*TASK TO COMPLETE*:
Take the line containing "What does this" and every line after it to the end of the material below; reproduce them exactly, without pictures.

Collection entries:
start
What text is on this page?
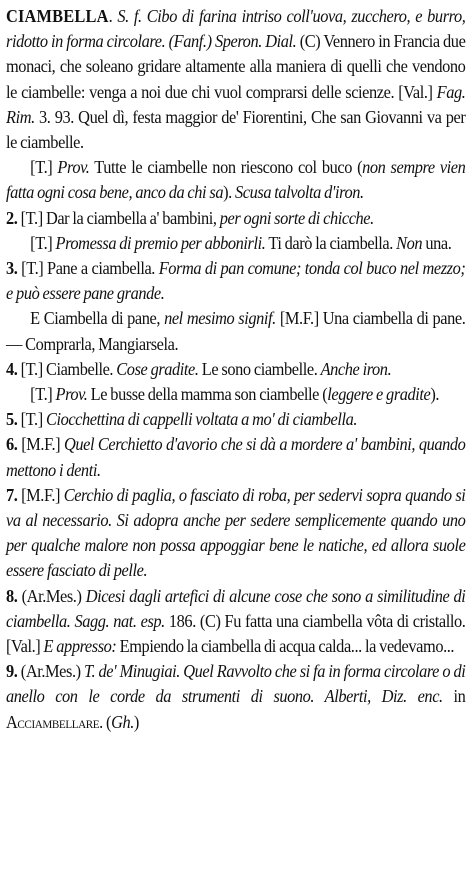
CIAMBELLA. S. f. Cibo di farina intriso coll'uova, zucchero, e burro, ridotto in forma circolare. (Fanf.) Speron. Dial. (C) Vennero in Francia due monaci, che soleano gridare altamente alla maniera di quelli che vendono le ciambelle: venga a noi due chi vuol comprarsi delle scienze. [Val.] Fag. Rim. 3. 93. Quel dì, festa maggior de' Fiorentini, Che san Giovanni va per le ciambelle.

[T.] Prov. Tutte le ciambelle non riescono col buco (non sempre vien fatta ogni cosa bene, anco da chi sa). Scusa talvolta d'iron.

2. [T.] Dar la ciambella a' bambini, per ogni sorte di chicche.

[T.] Promessa di premio per abbonirli. Ti darò la ciambella. Non una.

3. [T.] Pane a ciambella. Forma di pan comune; tonda col buco nel mezzo; e può essere pane grande.

E Ciambella di pane, nel mesimo signif. [M.F.] Una ciambella di pane. — Comprarla, Mangiarsela.

4. [T.] Ciambelle. Cose gradite. Le sono ciambelle. Anche iron.

[T.] Prov. Le busse della mamma son ciambelle (leggere e gradite).

5. [T.] Ciocchettina di cappelli voltata a mo' di ciambella.

6. [M.F.] Quel Cerchietto d'avorio che si dà a mordere a' bambini, quando mettono i denti.

7. [M.F.] Cerchio di paglia, o fasciato di roba, per sedervi sopra quando si va al necessario. Si adopra anche per sedere semplicemente quando uno per qualche malore non possa appoggiar bene le natiche, ed allora suole essere fasciato di pelle.

8. (Ar.Mes.) Dicesi dagli artefici di alcune cose che sono a similitudine di ciambella. Sagg. nat. esp. 186. (C) Fu fatta una ciambella vôta di cristallo. [Val.] E appresso: Empiendo la ciambella di acqua calda... la vedevamo...

9. (Ar.Mes.) T. de' Minugiai. Quel Ravvolto che si fa in forma circolare o di anello con le corde da strumenti di suono. Alberti, Diz. enc. in Acciambellare. (Gh.)
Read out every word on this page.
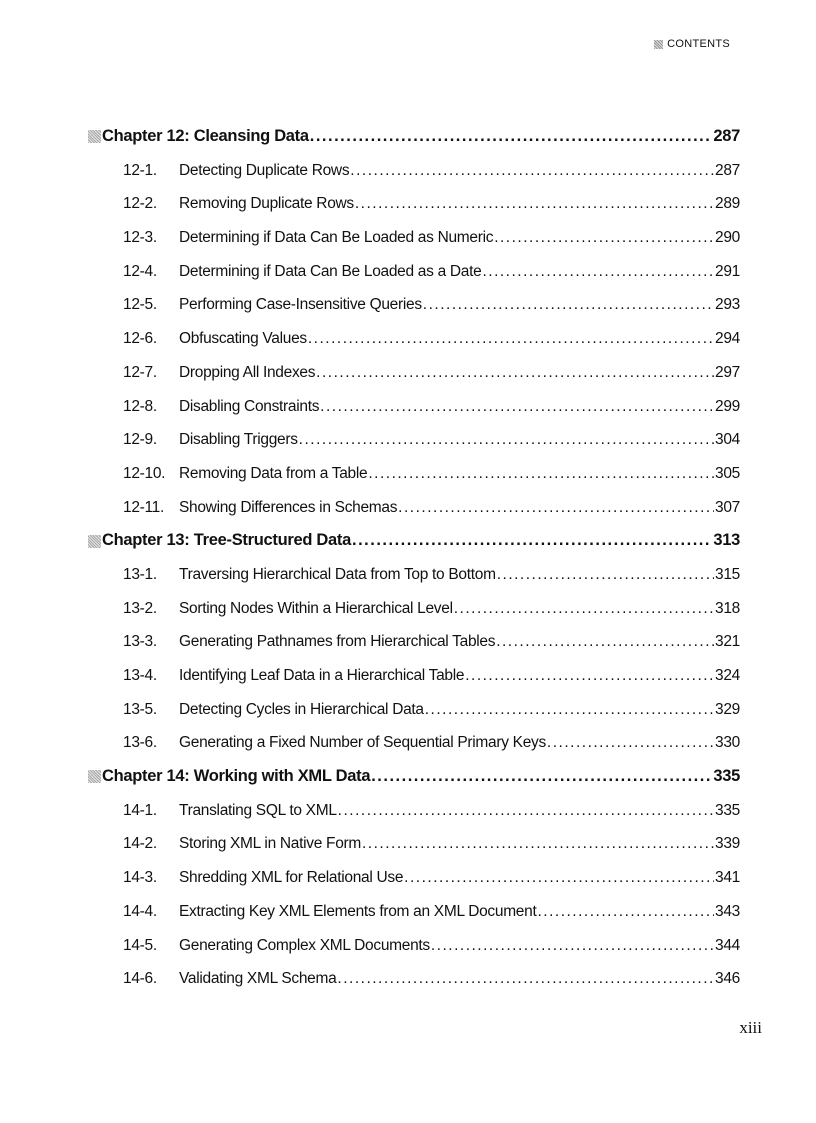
CONTENTS
Chapter 12: Cleansing Data .....	287
12-1.	Detecting Duplicate Rows .....	287
12-2.	Removing Duplicate Rows .....	289
12-3.	Determining if Data Can Be Loaded as Numeric .....	290
12-4.	Determining if Data Can Be Loaded as a Date .....	291
12-5.	Performing Case-Insensitive Queries .....	293
12-6.	Obfuscating Values .....	294
12-7.	Dropping All Indexes .....	297
12-8.	Disabling Constraints .....	299
12-9.	Disabling Triggers .....	304
12-10. Removing Data from a Table .....	305
12-11. Showing Differences in Schemas .....	307
Chapter 13: Tree-Structured Data .....	313
13-1.	Traversing Hierarchical Data from Top to Bottom .....	315
13-2.	Sorting Nodes Within a Hierarchical Level .....	318
13-3.	Generating Pathnames from Hierarchical Tables .....	321
13-4.	Identifying Leaf Data in a Hierarchical Table .....	324
13-5.	Detecting Cycles in Hierarchical Data .....	329
13-6.	Generating a Fixed Number of Sequential Primary Keys .....	330
Chapter 14: Working with XML Data .....	335
14-1.	Translating SQL to XML .....	335
14-2.	Storing XML in Native Form .....	339
14-3.	Shredding XML for Relational Use .....	341
14-4.	Extracting Key XML Elements from an XML Document .....	343
14-5.	Generating Complex XML Documents .....	344
14-6.	Validating XML Schema .....	346
xiii
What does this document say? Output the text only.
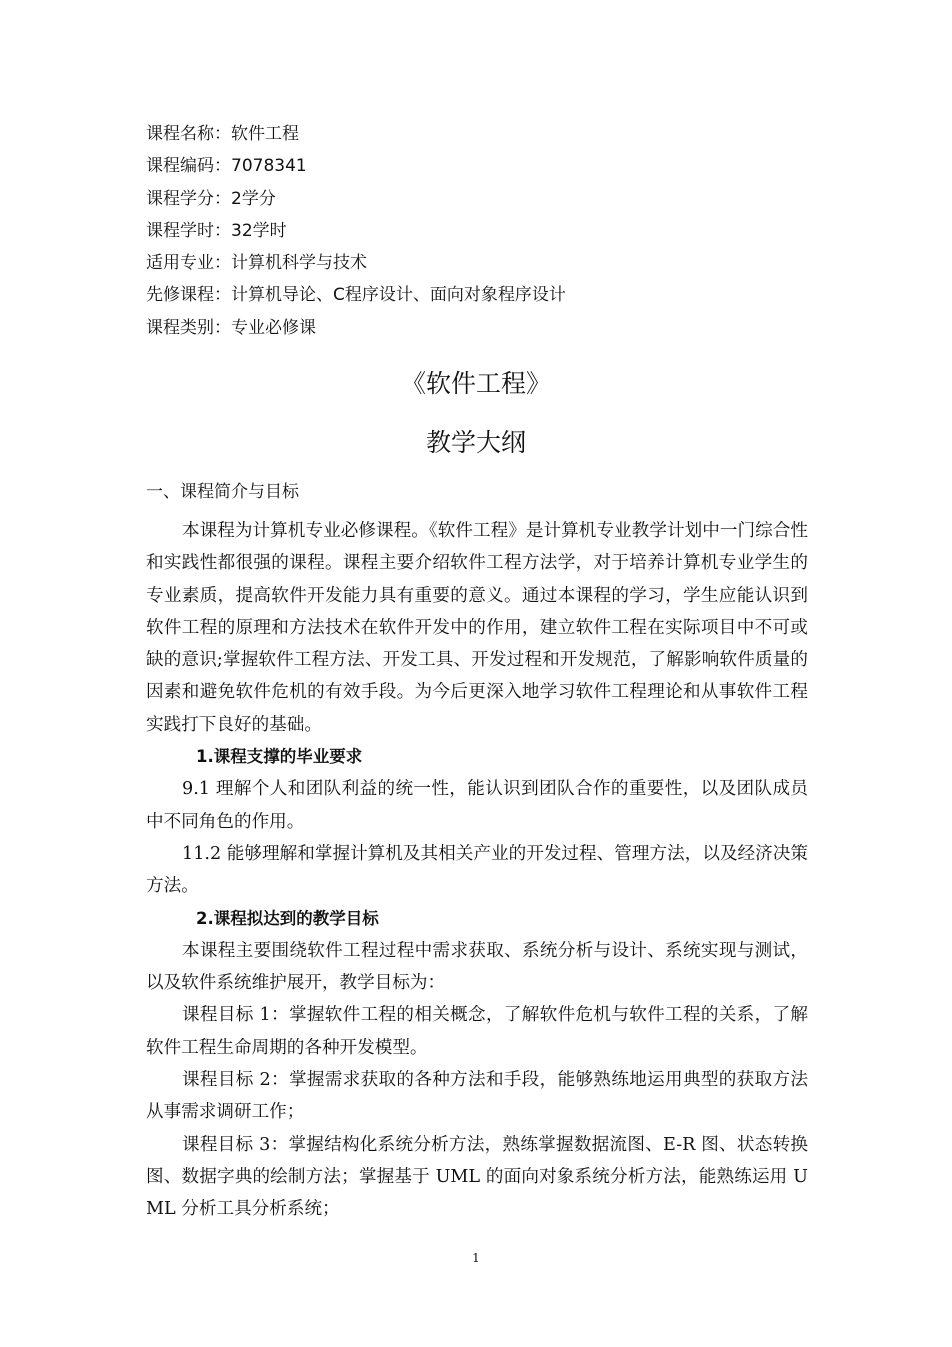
课程名称：软件工程
课程编码：7078341
课程学分：2学分
课程学时：32学时
适用专业：计算机科学与技术
先修课程：计算机导论、C程序设计、面向对象程序设计
课程类别：专业必修课
《软件工程》
教学大纲
一、课程简介与目标

本课程为计算机专业必修课程。《软件工程》是计算机专业教学计划中一门综合性和实践性都很强的课程。课程主要介绍软件工程方法学，对于培养计算机专业学生的专业素质，提高软件开发能力具有重要的意义。通过本课程的学习，学生应能认识到软件工程的原理和方法技术在软件开发中的作用，建立软件工程在实际项目中不可或缺的意识;掌握软件工程方法、开发工具、开发过程和开发规范，了解影响软件质量的因素和避免软件危机的有效手段。为今后更深入地学习软件工程理论和从事软件工程实践打下良好的基础。

1.课程支撑的毕业要求

9.1 理解个人和团队利益的统一性，能认识到团队合作的重要性，以及团队成员中不同角色的作用。

11.2 能够理解和掌握计算机及其相关产业的开发过程、管理方法，以及经济决策方法。

2.课程拟达到的教学目标

本课程主要围绕软件工程过程中需求获取、系统分析与设计、系统实现与测试，以及软件系统维护展开，教学目标为：

课程目标 1：掌握软件工程的相关概念，了解软件危机与软件工程的关系，了解软件工程生命周期的各种开发模型。

课程目标 2：掌握需求获取的各种方法和手段，能够熟练地运用典型的获取方法从事需求调研工作；

课程目标 3：掌握结构化系统分析方法，熟练掌握数据流图、E-R 图、状态转换图、数据字典的绘制方法；掌握基于 UML 的面向对象系统分析方法，能熟练运用 UML 分析工具分析系统；

1
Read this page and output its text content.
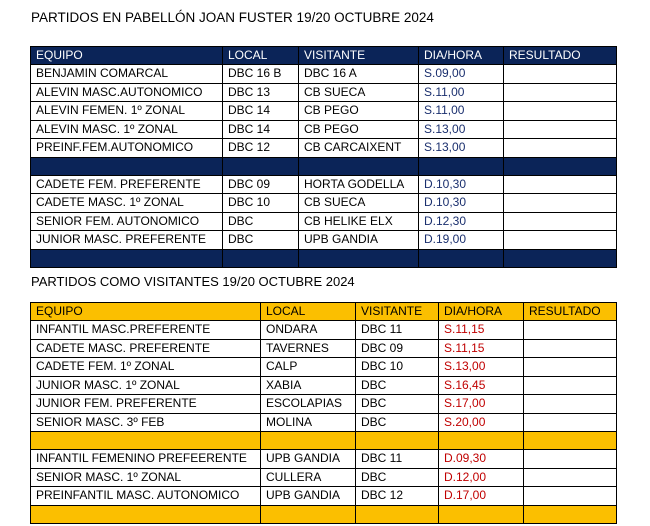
PARTIDOS EN PABELLÓN JOAN FUSTER 19/20 OCTUBRE 2024
EQUIPO	LOCAL	VISITANTE	DIA/HORA	RESULTADO
BENJAMIN COMARCAL	DBC 16 B	DBC 16 A	S.09,00	
ALEVIN MASC.AUTONOMICO	DBC 13	CB SUECA	S.11,00	
ALEVIN FEMEN. 1º ZONAL	DBC 14	CB PEGO	S.11,00	
ALEVIN MASC. 1º ZONAL	DBC 14	CB PEGO	S.13,00	
PREINF.FEM.AUTONOMICO	DBC 12	CB CARCAIXENT	S.13,00	

CADETE FEM. PREFERENTE	DBC 09	HORTA GODELLA	D.10,30	
CADETE MASC. 1º ZONAL	DBC 10	CB SUECA	D.10,30	
SENIOR FEM. AUTONOMICO	DBC	CB HELIKE ELX	D.12,30	
JUNIOR MASC. PREFERENTE	DBC	UPB GANDIA	D.19,00	

PARTIDOS COMO VISITANTES 19/20 OCTUBRE 2024
EQUIPO	LOCAL	VISITANTE	DIA/HORA	RESULTADO
INFANTIL MASC.PREFERENTE	ONDARA	DBC 11	S.11,15	
CADETE MASC. PREFERENTE	TAVERNES	DBC 09	S.11,15	
CADETE FEM. 1º ZONAL	CALP	DBC 10	S.13,00	
JUNIOR MASC. 1º ZONAL	XABIA	DBC	S.16,45	
JUNIOR FEM. PREFERENTE	ESCOLAPIAS	DBC	S.17,00	
SENIOR MASC. 3º FEB	MOLINA	DBC	S.20,00	

INFANTIL FEMENINO PREFEERENTE	UPB GANDIA	DBC 11	D.09,30	
SENIOR MASC. 1º ZONAL	CULLERA	DBC	D.12,00	
PREINFANTIL MASC. AUTONOMICO	UPB GANDIA	DBC 12	D.17,00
end
*TASK ANSWER*:
What does this document say? Output the text only.
课程名称：软件工程
课程编码：7078341
课程学分：2学分
课程学时：32学时
适用专业：计算机科学与技术
先修课程：计算机导论、C程序设计、面向对象程序设计
课程类别：专业必修课
《软件工程》
教学大纲
一、课程简介与目标

本课程为计算机专业必修课程。《软件工程》是计算机专业教学计划中一门综合性和实践性都很强的课程。课程主要介绍软件工程方法学，对于培养计算机专业学生的专业素质，提高软件开发能力具有重要的意义。通过本课程的学习，学生应能认识到软件工程的原理和方法技术在软件开发中的作用，建立软件工程在实际项目中不可或缺的意识;掌握软件工程方法、开发工具、开发过程和开发规范，了解影响软件质量的因素和避免软件危机的有效手段。为今后更深入地学习软件工程理论和从事软件工程实践打下良好的基础。

1.课程支撑的毕业要求

9.1 理解个人和团队利益的统一性，能认识到团队合作的重要性，以及团队成员中不同角色的作用。

11.2 能够理解和掌握计算机及其相关产业的开发过程、管理方法，以及经济决策方法。

2.课程拟达到的教学目标

本课程主要围绕软件工程过程中需求获取、系统分析与设计、系统实现与测试，以及软件系统维护展开，教学目标为：

课程目标 1：掌握软件工程的相关概念，了解软件危机与软件工程的关系，了解软件工程生命周期的各种开发模型。

课程目标 2：掌握需求获取的各种方法和手段，能够熟练地运用典型的获取方法从事需求调研工作；

课程目标 3：掌握结构化系统分析方法，熟练掌握数据流图、E-R 图、状态转换图、数据字典的绘制方法；掌握基于 UML 的面向对象系统分析方法，能熟练运用 UML 分析工具分析系统；

1
Read this page and output its text content.
PARTIDOS EN PABELLÓN JOAN FUSTER 19/20 OCTUBRE 2024
EQUIPO	LOCAL	VISITANTE	DIA/HORA	RESULTADO
BENJAMIN COMARCAL	DBC 16 B	DBC 16 A	S.09,00	
ALEVIN MASC.AUTONOMICO	DBC 13	CB SUECA	S.11,00	
ALEVIN FEMEN. 1º ZONAL	DBC 14	CB PEGO	S.11,00	
ALEVIN MASC. 1º ZONAL	DBC 14	CB PEGO	S.13,00	
PREINF.FEM.AUTONOMICO	DBC 12	CB CARCAIXENT	S.13,00	

CADETE FEM. PREFERENTE	DBC 09	HORTA GODELLA	D.10,30	
CADETE MASC. 1º ZONAL	DBC 10	CB SUECA	D.10,30	
SENIOR FEM. AUTONOMICO	DBC	CB HELIKE ELX	D.12,30	
JUNIOR MASC. PREFERENTE	DBC	UPB GANDIA	D.19,00	

PARTIDOS COMO VISITANTES 19/20 OCTUBRE 2024
EQUIPO	LOCAL	VISITANTE	DIA/HORA	RESULTADO
INFANTIL MASC.PREFERENTE	ONDARA	DBC 11	S.11,15	
CADETE MASC. PREFERENTE	TAVERNES	DBC 09	S.11,15	
CADETE FEM. 1º ZONAL	CALP	DBC 10	S.13,00	
JUNIOR MASC. 1º ZONAL	XABIA	DBC	S.16,45	
JUNIOR FEM. PREFERENTE	ESCOLAPIAS	DBC	S.17,00	
SENIOR MASC. 3º FEB	MOLINA	DBC	S.20,00	

INFANTIL FEMENINO PREFEERENTE	UPB GANDIA	DBC 11	D.09,30	
SENIOR MASC. 1º ZONAL	CULLERA	DBC	D.12,00	
PREINFANTIL MASC. AUTONOMICO	UPB GANDIA	DBC 12	D.17,00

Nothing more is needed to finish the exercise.